Write out the full listing exactly as given, minus the images.

*-*-*

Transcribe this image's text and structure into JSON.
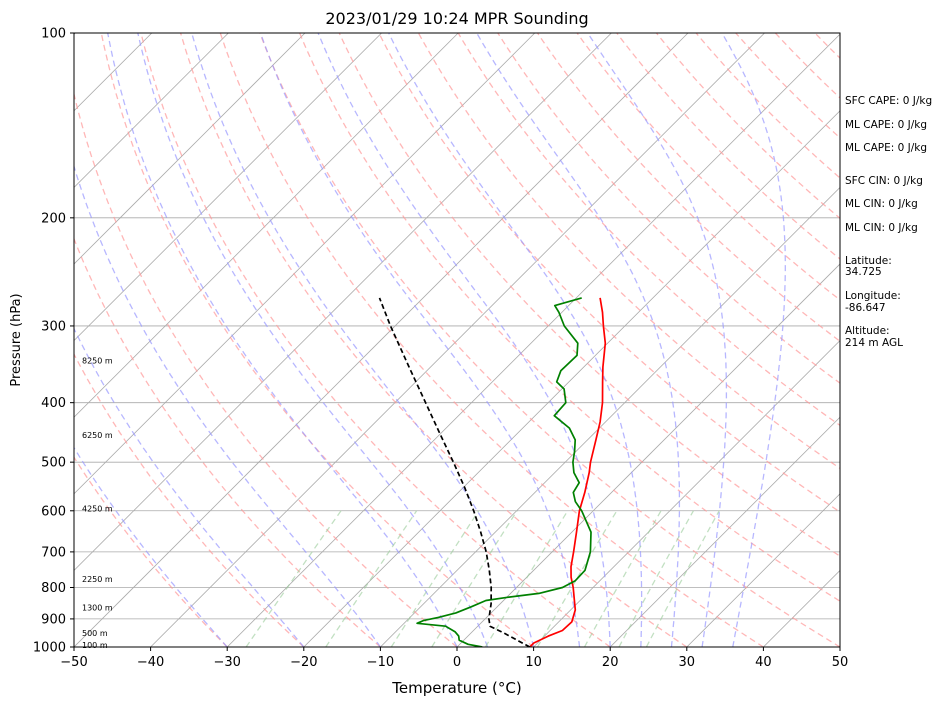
{
  "chart_data": {
    "type": "line",
    "title": "2023/01/29 10:24 MPR Sounding",
    "xlabel": "Temperature (°C)",
    "ylabel": "Pressure (hPa)",
    "xlim": [
      -50,
      50
    ],
    "ylim": [
      1000,
      100
    ],
    "y_scale": "log",
    "skew": true,
    "grid": true,
    "x_ticks": [
      -50,
      -40,
      -30,
      -20,
      -10,
      0,
      10,
      20,
      30,
      40,
      50
    ],
    "x_tick_labels": [
      "−50",
      "−40",
      "−30",
      "−20",
      "−10",
      "0",
      "10",
      "20",
      "30",
      "40",
      "50"
    ],
    "y_ticks": [
      1000,
      900,
      800,
      700,
      600,
      500,
      400,
      300,
      200,
      100
    ],
    "y_tick_labels": [
      "1000",
      "900",
      "800",
      "700",
      "600",
      "500",
      "400",
      "300",
      "200",
      "100"
    ],
    "series": [
      {
        "key": "temperature",
        "color": "#ff0000",
        "points": [
          [
            1000,
            9.5
          ],
          [
            985,
            9.5
          ],
          [
            960,
            10.5
          ],
          [
            940,
            11.6
          ],
          [
            910,
            11.7
          ],
          [
            870,
            10.6
          ],
          [
            830,
            8.8
          ],
          [
            800,
            7.4
          ],
          [
            770,
            5.8
          ],
          [
            740,
            4.4
          ],
          [
            700,
            2.8
          ],
          [
            650,
            0.6
          ],
          [
            600,
            -1.8
          ],
          [
            560,
            -3.5
          ],
          [
            520,
            -5.5
          ],
          [
            500,
            -6.7
          ],
          [
            460,
            -8.9
          ],
          [
            430,
            -10.7
          ],
          [
            400,
            -12.9
          ],
          [
            370,
            -15.6
          ],
          [
            350,
            -17.5
          ],
          [
            320,
            -20.3
          ],
          [
            300,
            -22.8
          ],
          [
            285,
            -24.7
          ],
          [
            270,
            -26.9
          ]
        ]
      },
      {
        "key": "dewpoint",
        "color": "#008000",
        "points": [
          [
            1000,
            3.3
          ],
          [
            990,
            1.1
          ],
          [
            975,
            -0.6
          ],
          [
            960,
            -1.2
          ],
          [
            945,
            -2.2
          ],
          [
            925,
            -4.2
          ],
          [
            915,
            -8.3
          ],
          [
            905,
            -7.8
          ],
          [
            895,
            -6.3
          ],
          [
            880,
            -4.6
          ],
          [
            860,
            -3.4
          ],
          [
            840,
            -2.3
          ],
          [
            830,
            0.1
          ],
          [
            818,
            3.7
          ],
          [
            800,
            6.0
          ],
          [
            780,
            6.8
          ],
          [
            750,
            6.7
          ],
          [
            700,
            5.0
          ],
          [
            650,
            2.5
          ],
          [
            600,
            -1.5
          ],
          [
            580,
            -3.5
          ],
          [
            560,
            -5.0
          ],
          [
            540,
            -5.5
          ],
          [
            520,
            -7.5
          ],
          [
            500,
            -9.0
          ],
          [
            480,
            -10.2
          ],
          [
            460,
            -11.6
          ],
          [
            440,
            -13.9
          ],
          [
            420,
            -17.5
          ],
          [
            400,
            -17.7
          ],
          [
            380,
            -19.7
          ],
          [
            370,
            -21.6
          ],
          [
            355,
            -22.5
          ],
          [
            335,
            -22.4
          ],
          [
            320,
            -23.9
          ],
          [
            300,
            -27.9
          ],
          [
            285,
            -30.4
          ],
          [
            278,
            -31.8
          ],
          [
            270,
            -29.3
          ]
        ]
      },
      {
        "key": "parcel",
        "color": "#000000",
        "dashed": true,
        "points": [
          [
            1000,
            9.5
          ],
          [
            950,
            4.4
          ],
          [
            925,
            1.6
          ],
          [
            900,
            0.5
          ],
          [
            850,
            -1.2
          ],
          [
            800,
            -3.3
          ],
          [
            750,
            -5.8
          ],
          [
            700,
            -8.6
          ],
          [
            650,
            -11.9
          ],
          [
            600,
            -15.6
          ],
          [
            550,
            -19.8
          ],
          [
            500,
            -24.6
          ],
          [
            450,
            -30.0
          ],
          [
            400,
            -36.0
          ],
          [
            350,
            -42.8
          ],
          [
            300,
            -50.6
          ],
          [
            270,
            -55.7
          ]
        ]
      }
    ],
    "height_labels": [
      {
        "p": 995,
        "label": "100 m"
      },
      {
        "p": 950,
        "label": "500 m"
      },
      {
        "p": 864,
        "label": "1300 m"
      },
      {
        "p": 777,
        "label": "2250 m"
      },
      {
        "p": 596,
        "label": "4250 m"
      },
      {
        "p": 452,
        "label": "6250 m"
      },
      {
        "p": 342,
        "label": "8250 m"
      }
    ],
    "isotherm_values": [
      -150,
      -140,
      -130,
      -120,
      -110,
      -100,
      -90,
      -80,
      -70,
      -60,
      -50,
      -40,
      -30,
      -20,
      -10,
      0,
      10,
      20,
      30,
      40,
      50
    ],
    "dry_adiabat_thetas": [
      -30,
      -20,
      -10,
      0,
      10,
      20,
      30,
      40,
      50,
      60,
      70,
      80,
      90,
      100,
      110,
      120,
      130,
      140,
      150,
      160,
      170,
      180,
      190,
      200
    ],
    "moist_adiabat_starts": [
      -30,
      -20,
      -10,
      0,
      4,
      10,
      16,
      20,
      24,
      28,
      32,
      36
    ],
    "mixing_ratios": [
      0.4,
      1,
      2,
      3,
      5,
      8,
      12,
      16,
      20
    ],
    "colors": {
      "temperature": "#ff0000",
      "dewpoint": "#008000",
      "parcel": "#000000",
      "dry_adiabat": "#ff9999",
      "moist_adiabat": "#9999ff",
      "mixing_ratio": "#99cc99",
      "isotherm": "#aaaaaa",
      "grid": "#aaaaaa"
    }
  },
  "info_panel": {
    "sfc_cape": "SFC CAPE: 0 J/kg",
    "ml_cape_1": "ML CAPE: 0 J/kg",
    "ml_cape_2": "ML CAPE: 0 J/kg",
    "sfc_cin": "SFC CIN: 0 J/kg",
    "ml_cin_1": "ML CIN: 0 J/kg",
    "ml_cin_2": "ML CIN: 0 J/kg",
    "latitude_label": "Latitude:",
    "latitude_value": "34.725",
    "longitude_label": "Longitude:",
    "longitude_value": "-86.647",
    "altitude_label": "Altitude:",
    "altitude_value": "214 m AGL"
  }
}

*-*-*

[WRITTEN RESPONSE]
Transcribe this image's text and structure into JSON.
{
  "chart_data": {
    "type": "line",
    "title": "2023/01/29 10:24 MPR Sounding",
    "xlabel": "Temperature (°C)",
    "ylabel": "Pressure (hPa)",
    "xlim": [
      -50,
      50
    ],
    "ylim": [
      1000,
      100
    ],
    "y_scale": "log",
    "skew": true,
    "grid": true,
    "x_ticks": [
      -50,
      -40,
      -30,
      -20,
      -10,
      0,
      10,
      20,
      30,
      40,
      50
    ],
    "x_tick_labels": [
      "−50",
      "−40",
      "−30",
      "−20",
      "−10",
      "0",
      "10",
      "20",
      "30",
      "40",
      "50"
    ],
    "y_ticks": [
      1000,
      900,
      800,
      700,
      600,
      500,
      400,
      300,
      200,
      100
    ],
    "y_tick_labels": [
      "1000",
      "900",
      "800",
      "700",
      "600",
      "500",
      "400",
      "300",
      "200",
      "100"
    ],
    "series": [
      {
        "key": "temperature",
        "color": "#ff0000",
        "points": [
          [
            1000,
            9.5
          ],
          [
            985,
            9.5
          ],
          [
            960,
            10.5
          ],
          [
            940,
            11.6
          ],
          [
            910,
            11.7
          ],
          [
            870,
            10.6
          ],
          [
            830,
            8.8
          ],
          [
            800,
            7.4
          ],
          [
            770,
            5.8
          ],
          [
            740,
            4.4
          ],
          [
            700,
            2.8
          ],
          [
            650,
            0.6
          ],
          [
            600,
            -1.8
          ],
          [
            560,
            -3.5
          ],
          [
            520,
            -5.5
          ],
          [
            500,
            -6.7
          ],
          [
            460,
            -8.9
          ],
          [
            430,
            -10.7
          ],
          [
            400,
            -12.9
          ],
          [
            370,
            -15.6
          ],
          [
            350,
            -17.5
          ],
          [
            320,
            -20.3
          ],
          [
            300,
            -22.8
          ],
          [
            285,
            -24.7
          ],
          [
            270,
            -26.9
          ]
        ]
      },
      {
        "key": "dewpoint",
        "color": "#008000",
        "points": [
          [
            1000,
            3.3
          ],
          [
            990,
            1.1
          ],
          [
            975,
            -0.6
          ],
          [
            960,
            -1.2
          ],
          [
            945,
            -2.2
          ],
          [
            925,
            -4.2
          ],
          [
            915,
            -8.3
          ],
          [
            905,
            -7.8
          ],
          [
            895,
            -6.3
          ],
          [
            880,
            -4.6
          ],
          [
            860,
            -3.4
          ],
          [
            840,
            -2.3
          ],
          [
            830,
            0.1
          ],
          [
            818,
            3.7
          ],
          [
            800,
            6.0
          ],
          [
            780,
            6.8
          ],
          [
            750,
            6.7
          ],
          [
            700,
            5.0
          ],
          [
            650,
            2.5
          ],
          [
            600,
            -1.5
          ],
          [
            580,
            -3.5
          ],
          [
            560,
            -5.0
          ],
          [
            540,
            -5.5
          ],
          [
            520,
            -7.5
          ],
          [
            500,
            -9.0
          ],
          [
            480,
            -10.2
          ],
          [
            460,
            -11.6
          ],
          [
            440,
            -13.9
          ],
          [
            420,
            -17.5
          ],
          [
            400,
            -17.7
          ],
          [
            380,
            -19.7
          ],
          [
            370,
            -21.6
          ],
          [
            355,
            -22.5
          ],
          [
            335,
            -22.4
          ],
          [
            320,
            -23.9
          ],
          [
            300,
            -27.9
          ],
          [
            285,
            -30.4
          ],
          [
            278,
            -31.8
          ],
          [
            270,
            -29.3
          ]
        ]
      },
      {
        "key": "parcel",
        "color": "#000000",
        "dashed": true,
        "points": [
          [
            1000,
            9.5
          ],
          [
            950,
            4.4
          ],
          [
            925,
            1.6
          ],
          [
            900,
            0.5
          ],
          [
            850,
            -1.2
          ],
          [
            800,
            -3.3
          ],
          [
            750,
            -5.8
          ],
          [
            700,
            -8.6
          ],
          [
            650,
            -11.9
          ],
          [
            600,
            -15.6
          ],
          [
            550,
            -19.8
          ],
          [
            500,
            -24.6
          ],
          [
            450,
            -30.0
          ],
          [
            400,
            -36.0
          ],
          [
            350,
            -42.8
          ],
          [
            300,
            -50.6
          ],
          [
            270,
            -55.7
          ]
        ]
      }
    ],
    "height_labels": [
      {
        "p": 995,
        "label": "100 m"
      },
      {
        "p": 950,
        "label": "500 m"
      },
      {
        "p": 864,
        "label": "1300 m"
      },
      {
        "p": 777,
        "label": "2250 m"
      },
      {
        "p": 596,
        "label": "4250 m"
      },
      {
        "p": 452,
        "label": "6250 m"
      },
      {
        "p": 342,
        "label": "8250 m"
      }
    ],
    "isotherm_values": [
      -150,
      -140,
      -130,
      -120,
      -110,
      -100,
      -90,
      -80,
      -70,
      -60,
      -50,
      -40,
      -30,
      -20,
      -10,
      0,
      10,
      20,
      30,
      40,
      50
    ],
    "dry_adiabat_thetas": [
      -30,
      -20,
      -10,
      0,
      10,
      20,
      30,
      40,
      50,
      60,
      70,
      80,
      90,
      100,
      110,
      120,
      130,
      140,
      150,
      160,
      170,
      180,
      190,
      200
    ],
    "moist_adiabat_starts": [
      -30,
      -20,
      -10,
      0,
      4,
      10,
      16,
      20,
      24,
      28,
      32,
      36
    ],
    "mixing_ratios": [
      0.4,
      1,
      2,
      3,
      5,
      8,
      12,
      16,
      20
    ],
    "colors": {
      "temperature": "#ff0000",
      "dewpoint": "#008000",
      "parcel": "#000000",
      "dry_adiabat": "#ff9999",
      "moist_adiabat": "#9999ff",
      "mixing_ratio": "#99cc99",
      "isotherm": "#aaaaaa",
      "grid": "#aaaaaa"
    }
  },
  "info_panel": {
    "sfc_cape": "SFC CAPE: 0 J/kg",
    "ml_cape_1": "ML CAPE: 0 J/kg",
    "ml_cape_2": "ML CAPE: 0 J/kg",
    "sfc_cin": "SFC CIN: 0 J/kg",
    "ml_cin_1": "ML CIN: 0 J/kg",
    "ml_cin_2": "ML CIN: 0 J/kg",
    "latitude_label": "Latitude:",
    "latitude_value": "34.725",
    "longitude_label": "Longitude:",
    "longitude_value": "-86.647",
    "altitude_label": "Altitude:",
    "altitude_value": "214 m AGL"
  }
}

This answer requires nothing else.